→ EXERCISE:
Copy the lines that follow, keeping every character the same.

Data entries

begin

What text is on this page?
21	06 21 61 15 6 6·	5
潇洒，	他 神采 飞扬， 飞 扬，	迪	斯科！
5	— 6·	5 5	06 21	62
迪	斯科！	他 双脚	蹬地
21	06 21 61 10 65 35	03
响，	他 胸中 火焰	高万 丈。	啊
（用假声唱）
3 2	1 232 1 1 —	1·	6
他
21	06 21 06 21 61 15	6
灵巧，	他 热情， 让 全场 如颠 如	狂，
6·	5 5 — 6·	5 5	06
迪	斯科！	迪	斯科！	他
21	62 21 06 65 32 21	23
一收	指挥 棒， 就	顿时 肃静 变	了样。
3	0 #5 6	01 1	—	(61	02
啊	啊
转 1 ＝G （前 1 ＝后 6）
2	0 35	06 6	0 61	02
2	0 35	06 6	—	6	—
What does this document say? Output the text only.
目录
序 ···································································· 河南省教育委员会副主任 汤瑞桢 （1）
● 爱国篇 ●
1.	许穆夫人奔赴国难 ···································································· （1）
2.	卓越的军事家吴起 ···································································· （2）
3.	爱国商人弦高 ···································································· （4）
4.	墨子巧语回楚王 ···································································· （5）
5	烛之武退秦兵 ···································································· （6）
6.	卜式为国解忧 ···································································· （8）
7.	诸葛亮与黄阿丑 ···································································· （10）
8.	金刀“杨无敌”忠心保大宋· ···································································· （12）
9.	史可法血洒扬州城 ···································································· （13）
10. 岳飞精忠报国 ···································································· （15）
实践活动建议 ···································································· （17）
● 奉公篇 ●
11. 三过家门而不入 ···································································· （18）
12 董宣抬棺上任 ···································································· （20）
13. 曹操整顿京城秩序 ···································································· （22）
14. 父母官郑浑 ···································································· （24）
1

end

→ WRITTEN REPLY:
What text is on this page?
21	06 21 61 15 6 6·	5
潇洒，	他 神采 飞扬， 飞 扬，	迪	斯科！
5	— 6·	5 5	06 21	62
迪	斯科！	他 双脚	蹬地
21	06 21 61 10 65 35	03
响，	他 胸中 火焰	高万 丈。	啊
（用假声唱）
3 2	1 232 1 1 —	1·	6
他
21	06 21 06 21 61 15	6
灵巧，	他 热情， 让 全场 如颠 如	狂，
6·	5 5 — 6·	5 5	06
迪	斯科！	迪	斯科！	他
21	62 21 06 65 32 21	23
一收	指挥 棒， 就	顿时 肃静 变	了样。
3	0 #5 6	01 1	—	(61	02
啊	啊
转 1 ＝G （前 1 ＝后 6）
2	0 35	06 6	0 61	02
2	0 35	06 6	—	6	—
What does this document say? Output the text only.
目录
序 ···································································· 河南省教育委员会副主任 汤瑞桢 （1）
● 爱国篇 ●
1.	许穆夫人奔赴国难 ···································································· （1）
2.	卓越的军事家吴起 ···································································· （2）
3.	爱国商人弦高 ···································································· （4）
4.	墨子巧语回楚王 ···································································· （5）
5	烛之武退秦兵 ···································································· （6）
6.	卜式为国解忧 ···································································· （8）
7.	诸葛亮与黄阿丑 ···································································· （10）
8.	金刀“杨无敌”忠心保大宋· ···································································· （12）
9.	史可法血洒扬州城 ···································································· （13）
10. 岳飞精忠报国 ···································································· （15）
实践活动建议 ···································································· （17）
● 奉公篇 ●
11. 三过家门而不入 ···································································· （18）
12 董宣抬棺上任 ···································································· （20）
13. 曹操整顿京城秩序 ···································································· （22）
14. 父母官郑浑 ···································································· （24）
1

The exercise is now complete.